# start of SUPPLIED RECORDS

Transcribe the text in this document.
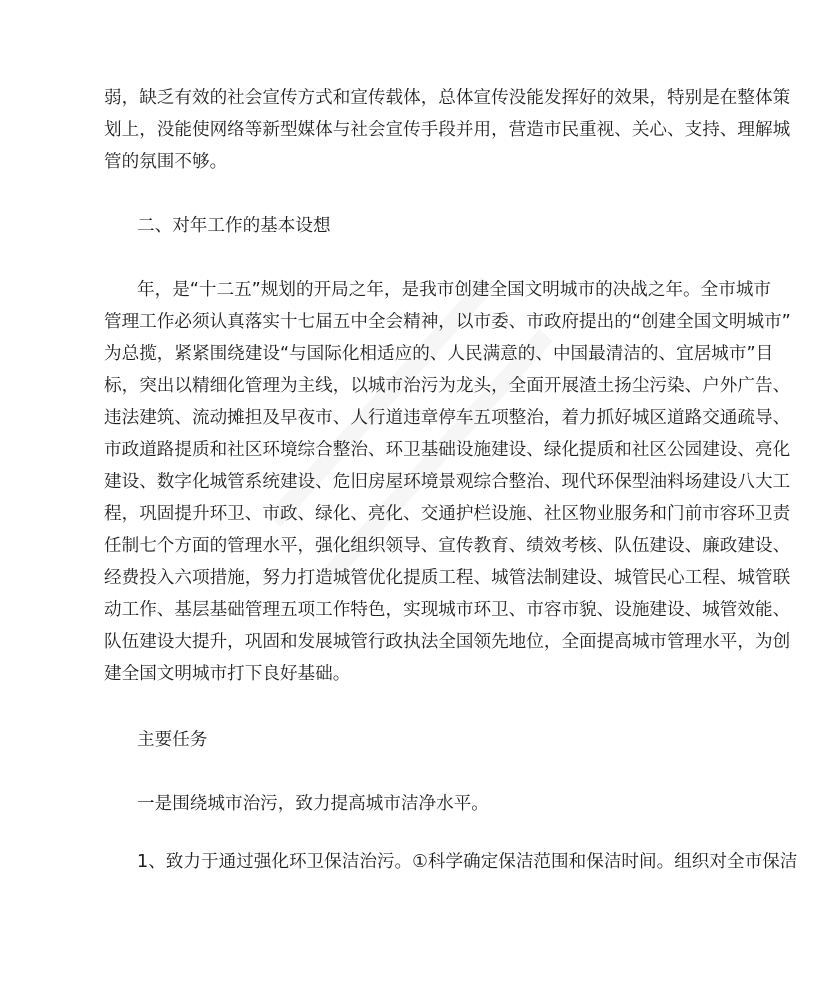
弱，缺乏有效的社会宣传方式和宣传载体，总体宣传没能发挥好的效果，特别是在整体策
划上，没能使网络等新型媒体与社会宣传手段并用，营造市民重视、关心、支持、理解城
管的氛围不够。
二、对年工作的基本设想
年，是“十二五”规划的开局之年，是我市创建全国文明城市的决战之年。全市城市
管理工作必须认真落实十七届五中全会精神，以市委、市政府提出的“创建全国文明城市”
为总揽，紧紧围绕建设“与国际化相适应的、人民满意的、中国最清洁的、宜居城市”目
标，突出以精细化管理为主线，以城市治污为龙头，全面开展渣土扬尘污染、户外广告、
违法建筑、流动摊担及早夜市、人行道违章停车五项整治，着力抓好城区道路交通疏导、
市政道路提质和社区环境综合整治、环卫基础设施建设、绿化提质和社区公园建设、亮化
建设、数字化城管系统建设、危旧房屋环境景观综合整治、现代环保型油料场建设八大工
程，巩固提升环卫、市政、绿化、亮化、交通护栏设施、社区物业服务和门前市容环卫责
任制七个方面的管理水平，强化组织领导、宣传教育、绩效考核、队伍建设、廉政建设、
经费投入六项措施，努力打造城管优化提质工程、城管法制建设、城管民心工程、城管联
动工作、基层基础管理五项工作特色，实现城市环卫、市容市貌、设施建设、城管效能、
队伍建设大提升，巩固和发展城管行政执法全国领先地位，全面提高城市管理水平，为创
建全国文明城市打下良好基础。
主要任务
一是围绕城市治污，致力提高城市洁净水平。
1、致力于通过强化环卫保洁治污。①科学确定保洁范围和保洁时间。组织对全市保洁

# end of SUPPLIED RECORDS

TASK INSTRUCTIONS: Your task is an exact transcription of all the data, minus the pictures.

SOLUTION TO THIS PROBLEM:
Transcribe the text in this document.
弱，缺乏有效的社会宣传方式和宣传载体，总体宣传没能发挥好的效果，特别是在整体策
划上，没能使网络等新型媒体与社会宣传手段并用，营造市民重视、关心、支持、理解城
管的氛围不够。
二、对年工作的基本设想
年，是“十二五”规划的开局之年，是我市创建全国文明城市的决战之年。全市城市
管理工作必须认真落实十七届五中全会精神，以市委、市政府提出的“创建全国文明城市”
为总揽，紧紧围绕建设“与国际化相适应的、人民满意的、中国最清洁的、宜居城市”目
标，突出以精细化管理为主线，以城市治污为龙头，全面开展渣土扬尘污染、户外广告、
违法建筑、流动摊担及早夜市、人行道违章停车五项整治，着力抓好城区道路交通疏导、
市政道路提质和社区环境综合整治、环卫基础设施建设、绿化提质和社区公园建设、亮化
建设、数字化城管系统建设、危旧房屋环境景观综合整治、现代环保型油料场建设八大工
程，巩固提升环卫、市政、绿化、亮化、交通护栏设施、社区物业服务和门前市容环卫责
任制七个方面的管理水平，强化组织领导、宣传教育、绩效考核、队伍建设、廉政建设、
经费投入六项措施，努力打造城管优化提质工程、城管法制建设、城管民心工程、城管联
动工作、基层基础管理五项工作特色，实现城市环卫、市容市貌、设施建设、城管效能、
队伍建设大提升，巩固和发展城管行政执法全国领先地位，全面提高城市管理水平，为创
建全国文明城市打下良好基础。
主要任务
一是围绕城市治污，致力提高城市洁净水平。
1、致力于通过强化环卫保洁治污。①科学确定保洁范围和保洁时间。组织对全市保洁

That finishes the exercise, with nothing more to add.